## DATA:
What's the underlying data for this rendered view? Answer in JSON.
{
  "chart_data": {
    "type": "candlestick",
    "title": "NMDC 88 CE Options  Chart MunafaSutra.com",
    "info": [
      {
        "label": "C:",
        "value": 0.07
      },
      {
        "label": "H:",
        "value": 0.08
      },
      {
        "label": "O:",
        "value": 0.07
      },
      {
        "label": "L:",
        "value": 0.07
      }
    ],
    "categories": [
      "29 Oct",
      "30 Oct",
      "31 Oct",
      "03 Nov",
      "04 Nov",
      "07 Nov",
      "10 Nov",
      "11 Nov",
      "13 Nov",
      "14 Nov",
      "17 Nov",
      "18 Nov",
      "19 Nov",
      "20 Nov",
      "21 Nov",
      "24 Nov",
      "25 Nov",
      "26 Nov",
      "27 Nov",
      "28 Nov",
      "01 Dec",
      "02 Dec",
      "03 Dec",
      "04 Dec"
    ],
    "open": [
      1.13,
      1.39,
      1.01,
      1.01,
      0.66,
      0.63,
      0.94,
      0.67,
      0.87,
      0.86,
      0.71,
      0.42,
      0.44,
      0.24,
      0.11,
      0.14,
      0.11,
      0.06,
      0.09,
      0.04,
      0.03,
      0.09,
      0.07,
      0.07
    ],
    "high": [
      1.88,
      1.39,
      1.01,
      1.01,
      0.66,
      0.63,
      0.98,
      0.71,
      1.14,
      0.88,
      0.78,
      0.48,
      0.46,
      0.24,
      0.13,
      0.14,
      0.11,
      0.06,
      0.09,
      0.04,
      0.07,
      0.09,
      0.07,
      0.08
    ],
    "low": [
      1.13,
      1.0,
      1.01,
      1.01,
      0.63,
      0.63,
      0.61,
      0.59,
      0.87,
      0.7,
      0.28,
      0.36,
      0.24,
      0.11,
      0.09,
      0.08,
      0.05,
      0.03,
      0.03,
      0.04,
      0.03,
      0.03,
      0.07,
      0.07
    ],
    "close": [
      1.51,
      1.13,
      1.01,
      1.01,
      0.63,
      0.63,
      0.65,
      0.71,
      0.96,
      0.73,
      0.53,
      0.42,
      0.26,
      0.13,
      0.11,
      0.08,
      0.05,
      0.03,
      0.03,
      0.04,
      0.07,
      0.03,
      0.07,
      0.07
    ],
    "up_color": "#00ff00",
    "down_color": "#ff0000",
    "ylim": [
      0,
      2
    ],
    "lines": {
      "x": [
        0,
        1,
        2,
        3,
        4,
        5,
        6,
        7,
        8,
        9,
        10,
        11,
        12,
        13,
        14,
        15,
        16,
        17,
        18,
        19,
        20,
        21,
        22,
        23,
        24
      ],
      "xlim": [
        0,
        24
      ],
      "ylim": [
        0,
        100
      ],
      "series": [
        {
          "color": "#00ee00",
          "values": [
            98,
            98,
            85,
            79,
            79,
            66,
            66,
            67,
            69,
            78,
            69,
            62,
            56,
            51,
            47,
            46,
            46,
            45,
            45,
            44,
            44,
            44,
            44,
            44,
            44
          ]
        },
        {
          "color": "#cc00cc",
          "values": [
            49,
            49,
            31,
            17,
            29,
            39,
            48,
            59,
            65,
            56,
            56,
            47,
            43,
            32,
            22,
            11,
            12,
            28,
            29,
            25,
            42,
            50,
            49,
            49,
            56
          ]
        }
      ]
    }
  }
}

## THE EXERCISE:
Extract each line of the listing above, copying it word for word.

## SOLVED PROBLEM:
What's the underlying data for this rendered view? Answer in JSON.
{
  "chart_data": {
    "type": "candlestick",
    "title": "NMDC 88 CE Options  Chart MunafaSutra.com",
    "info": [
      {
        "label": "C:",
        "value": 0.07
      },
      {
        "label": "H:",
        "value": 0.08
      },
      {
        "label": "O:",
        "value": 0.07
      },
      {
        "label": "L:",
        "value": 0.07
      }
    ],
    "categories": [
      "29 Oct",
      "30 Oct",
      "31 Oct",
      "03 Nov",
      "04 Nov",
      "07 Nov",
      "10 Nov",
      "11 Nov",
      "13 Nov",
      "14 Nov",
      "17 Nov",
      "18 Nov",
      "19 Nov",
      "20 Nov",
      "21 Nov",
      "24 Nov",
      "25 Nov",
      "26 Nov",
      "27 Nov",
      "28 Nov",
      "01 Dec",
      "02 Dec",
      "03 Dec",
      "04 Dec"
    ],
    "open": [
      1.13,
      1.39,
      1.01,
      1.01,
      0.66,
      0.63,
      0.94,
      0.67,
      0.87,
      0.86,
      0.71,
      0.42,
      0.44,
      0.24,
      0.11,
      0.14,
      0.11,
      0.06,
      0.09,
      0.04,
      0.03,
      0.09,
      0.07,
      0.07
    ],
    "high": [
      1.88,
      1.39,
      1.01,
      1.01,
      0.66,
      0.63,
      0.98,
      0.71,
      1.14,
      0.88,
      0.78,
      0.48,
      0.46,
      0.24,
      0.13,
      0.14,
      0.11,
      0.06,
      0.09,
      0.04,
      0.07,
      0.09,
      0.07,
      0.08
    ],
    "low": [
      1.13,
      1.0,
      1.01,
      1.01,
      0.63,
      0.63,
      0.61,
      0.59,
      0.87,
      0.7,
      0.28,
      0.36,
      0.24,
      0.11,
      0.09,
      0.08,
      0.05,
      0.03,
      0.03,
      0.04,
      0.03,
      0.03,
      0.07,
      0.07
    ],
    "close": [
      1.51,
      1.13,
      1.01,
      1.01,
      0.63,
      0.63,
      0.65,
      0.71,
      0.96,
      0.73,
      0.53,
      0.42,
      0.26,
      0.13,
      0.11,
      0.08,
      0.05,
      0.03,
      0.03,
      0.04,
      0.07,
      0.03,
      0.07,
      0.07
    ],
    "up_color": "#00ff00",
    "down_color": "#ff0000",
    "ylim": [
      0,
      2
    ],
    "lines": {
      "x": [
        0,
        1,
        2,
        3,
        4,
        5,
        6,
        7,
        8,
        9,
        10,
        11,
        12,
        13,
        14,
        15,
        16,
        17,
        18,
        19,
        20,
        21,
        22,
        23,
        24
      ],
      "xlim": [
        0,
        24
      ],
      "ylim": [
        0,
        100
      ],
      "series": [
        {
          "color": "#00ee00",
          "values": [
            98,
            98,
            85,
            79,
            79,
            66,
            66,
            67,
            69,
            78,
            69,
            62,
            56,
            51,
            47,
            46,
            46,
            45,
            45,
            44,
            44,
            44,
            44,
            44,
            44
          ]
        },
        {
          "color": "#cc00cc",
          "values": [
            49,
            49,
            31,
            17,
            29,
            39,
            48,
            59,
            65,
            56,
            56,
            47,
            43,
            32,
            22,
            11,
            12,
            28,
            29,
            25,
            42,
            50,
            49,
            49,
            56
          ]
        }
      ]
    }
  }
}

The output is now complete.